* WHAT THE EXERCISE ASKS *
Please rewrite the records as a Markdown table, from the start of the records through the line that contains "audio-progress-thumb[interactable] <box>879 676", inclusive. Use the columns Row and Entry, put the row number under Row and the line under Entry, and leave out blank lines.

──────

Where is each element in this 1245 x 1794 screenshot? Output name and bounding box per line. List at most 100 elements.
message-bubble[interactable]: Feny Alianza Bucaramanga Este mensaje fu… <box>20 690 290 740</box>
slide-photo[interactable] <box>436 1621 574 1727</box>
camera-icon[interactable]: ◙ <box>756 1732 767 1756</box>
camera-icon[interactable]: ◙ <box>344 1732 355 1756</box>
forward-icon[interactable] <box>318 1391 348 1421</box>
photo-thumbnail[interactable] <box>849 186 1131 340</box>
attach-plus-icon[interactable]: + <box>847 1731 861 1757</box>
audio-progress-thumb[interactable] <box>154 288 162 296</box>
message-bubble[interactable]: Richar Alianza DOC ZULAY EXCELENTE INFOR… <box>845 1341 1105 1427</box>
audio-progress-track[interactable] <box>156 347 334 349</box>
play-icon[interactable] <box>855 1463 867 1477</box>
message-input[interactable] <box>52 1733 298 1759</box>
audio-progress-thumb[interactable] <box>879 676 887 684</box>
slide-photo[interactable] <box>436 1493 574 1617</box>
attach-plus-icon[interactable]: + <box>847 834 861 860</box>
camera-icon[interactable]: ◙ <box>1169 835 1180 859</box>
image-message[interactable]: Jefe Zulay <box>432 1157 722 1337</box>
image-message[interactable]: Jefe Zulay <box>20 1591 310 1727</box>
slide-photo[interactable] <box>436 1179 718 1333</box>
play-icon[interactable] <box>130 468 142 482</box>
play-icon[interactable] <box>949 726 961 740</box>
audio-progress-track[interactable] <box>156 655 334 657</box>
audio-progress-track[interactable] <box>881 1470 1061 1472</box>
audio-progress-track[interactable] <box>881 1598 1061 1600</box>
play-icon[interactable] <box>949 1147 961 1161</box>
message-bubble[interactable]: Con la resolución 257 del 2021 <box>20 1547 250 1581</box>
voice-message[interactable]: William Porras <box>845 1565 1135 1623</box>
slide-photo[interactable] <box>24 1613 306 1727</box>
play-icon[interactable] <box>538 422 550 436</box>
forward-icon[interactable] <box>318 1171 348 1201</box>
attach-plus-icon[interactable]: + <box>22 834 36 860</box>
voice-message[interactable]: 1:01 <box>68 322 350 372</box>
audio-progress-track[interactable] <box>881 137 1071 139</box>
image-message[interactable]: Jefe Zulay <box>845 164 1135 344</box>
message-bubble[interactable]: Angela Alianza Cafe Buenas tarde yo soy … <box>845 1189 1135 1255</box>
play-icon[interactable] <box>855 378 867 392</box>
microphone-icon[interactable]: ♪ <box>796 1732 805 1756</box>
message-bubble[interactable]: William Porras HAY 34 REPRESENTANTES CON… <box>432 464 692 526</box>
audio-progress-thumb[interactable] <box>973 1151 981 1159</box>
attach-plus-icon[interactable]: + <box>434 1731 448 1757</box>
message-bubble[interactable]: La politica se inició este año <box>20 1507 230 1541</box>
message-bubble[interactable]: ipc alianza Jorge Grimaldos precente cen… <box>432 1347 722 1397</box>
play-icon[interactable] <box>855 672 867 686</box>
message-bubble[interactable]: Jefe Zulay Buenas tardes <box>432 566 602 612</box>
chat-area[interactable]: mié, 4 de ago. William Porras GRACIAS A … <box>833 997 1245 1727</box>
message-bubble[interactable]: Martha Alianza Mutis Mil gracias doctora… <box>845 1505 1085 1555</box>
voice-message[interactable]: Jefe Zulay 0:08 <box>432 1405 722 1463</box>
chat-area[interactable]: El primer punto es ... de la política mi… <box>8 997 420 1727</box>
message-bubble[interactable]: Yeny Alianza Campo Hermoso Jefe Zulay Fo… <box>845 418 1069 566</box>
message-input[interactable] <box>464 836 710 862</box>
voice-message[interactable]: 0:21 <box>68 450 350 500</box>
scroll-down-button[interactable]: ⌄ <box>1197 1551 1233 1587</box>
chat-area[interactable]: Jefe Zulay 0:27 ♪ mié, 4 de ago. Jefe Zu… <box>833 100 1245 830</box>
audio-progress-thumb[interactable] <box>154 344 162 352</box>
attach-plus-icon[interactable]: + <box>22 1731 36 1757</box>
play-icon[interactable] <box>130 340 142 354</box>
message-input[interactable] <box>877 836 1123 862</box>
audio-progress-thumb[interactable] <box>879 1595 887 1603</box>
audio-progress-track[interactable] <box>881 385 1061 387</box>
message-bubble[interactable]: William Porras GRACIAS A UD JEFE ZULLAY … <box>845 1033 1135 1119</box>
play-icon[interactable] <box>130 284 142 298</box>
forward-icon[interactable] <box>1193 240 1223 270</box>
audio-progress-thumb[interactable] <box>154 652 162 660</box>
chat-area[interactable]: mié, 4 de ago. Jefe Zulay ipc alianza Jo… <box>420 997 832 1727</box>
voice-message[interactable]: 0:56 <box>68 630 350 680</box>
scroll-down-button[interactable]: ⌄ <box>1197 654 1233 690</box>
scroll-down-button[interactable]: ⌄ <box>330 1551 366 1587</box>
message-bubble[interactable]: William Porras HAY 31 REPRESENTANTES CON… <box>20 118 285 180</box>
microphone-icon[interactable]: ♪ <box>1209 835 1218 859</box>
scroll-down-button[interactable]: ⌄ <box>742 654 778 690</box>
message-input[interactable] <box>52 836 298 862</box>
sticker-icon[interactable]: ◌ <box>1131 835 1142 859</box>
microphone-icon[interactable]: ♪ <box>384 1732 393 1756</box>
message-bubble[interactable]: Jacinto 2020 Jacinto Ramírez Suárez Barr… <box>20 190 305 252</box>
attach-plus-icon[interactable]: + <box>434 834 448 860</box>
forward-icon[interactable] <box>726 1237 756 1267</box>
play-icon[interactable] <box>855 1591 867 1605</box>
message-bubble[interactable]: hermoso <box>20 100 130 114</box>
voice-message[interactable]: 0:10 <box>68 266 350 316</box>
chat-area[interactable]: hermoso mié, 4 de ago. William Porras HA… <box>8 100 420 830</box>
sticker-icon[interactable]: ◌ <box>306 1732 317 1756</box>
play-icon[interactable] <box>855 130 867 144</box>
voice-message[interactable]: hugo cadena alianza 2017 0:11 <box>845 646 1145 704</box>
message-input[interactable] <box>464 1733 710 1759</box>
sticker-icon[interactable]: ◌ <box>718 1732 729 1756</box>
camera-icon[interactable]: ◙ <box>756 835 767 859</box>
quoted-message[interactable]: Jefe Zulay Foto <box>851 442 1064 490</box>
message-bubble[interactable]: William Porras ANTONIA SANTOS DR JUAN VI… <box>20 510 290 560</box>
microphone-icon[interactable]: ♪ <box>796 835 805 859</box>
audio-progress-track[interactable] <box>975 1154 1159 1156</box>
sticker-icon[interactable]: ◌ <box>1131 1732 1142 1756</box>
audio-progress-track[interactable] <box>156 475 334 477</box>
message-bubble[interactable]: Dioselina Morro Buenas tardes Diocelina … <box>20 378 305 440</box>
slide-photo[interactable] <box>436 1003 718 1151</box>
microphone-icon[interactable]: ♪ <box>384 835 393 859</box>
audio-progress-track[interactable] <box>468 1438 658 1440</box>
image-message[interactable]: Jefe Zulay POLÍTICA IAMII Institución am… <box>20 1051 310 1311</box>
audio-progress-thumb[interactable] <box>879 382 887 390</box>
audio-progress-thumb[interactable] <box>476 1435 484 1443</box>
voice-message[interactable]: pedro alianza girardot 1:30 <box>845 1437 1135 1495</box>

──────

* OUTPUT BELOW *
| Row | Entry |
|---|---|
| 1 | Where is each element in this 1245 x 1794 screenshot? Output name and bounding box per line. List at most 100 elements. |
| 2 | message-bubble[interactable]: Feny Alianza Bucaramanga Este mensaje fu… <box>20 690 290 740</box> |
| 3 | slide-photo[interactable] <box>436 1621 574 1727</box> |
| 4 | camera-icon[interactable]: ◙ <box>756 1732 767 1756</box> |
| 5 | camera-icon[interactable]: ◙ <box>344 1732 355 1756</box> |
| 6 | forward-icon[interactable] <box>318 1391 348 1421</box> |
| 7 | photo-thumbnail[interactable] <box>849 186 1131 340</box> |
| 8 | attach-plus-icon[interactable]: + <box>847 1731 861 1757</box> |
| 9 | audio-progress-thumb[interactable] <box>154 288 162 296</box> |
| 10 | message-bubble[interactable]: Richar Alianza DOC ZULAY EXCELENTE INFOR… <box>845 1341 1105 1427</box> |
| 11 | audio-progress-track[interactable] <box>156 347 334 349</box> |
| 12 | play-icon[interactable] <box>855 1463 867 1477</box> |
| 13 | message-input[interactable] <box>52 1733 298 1759</box> |
| 14 | audio-progress-thumb[interactable] <box>879 676 887 684</box> |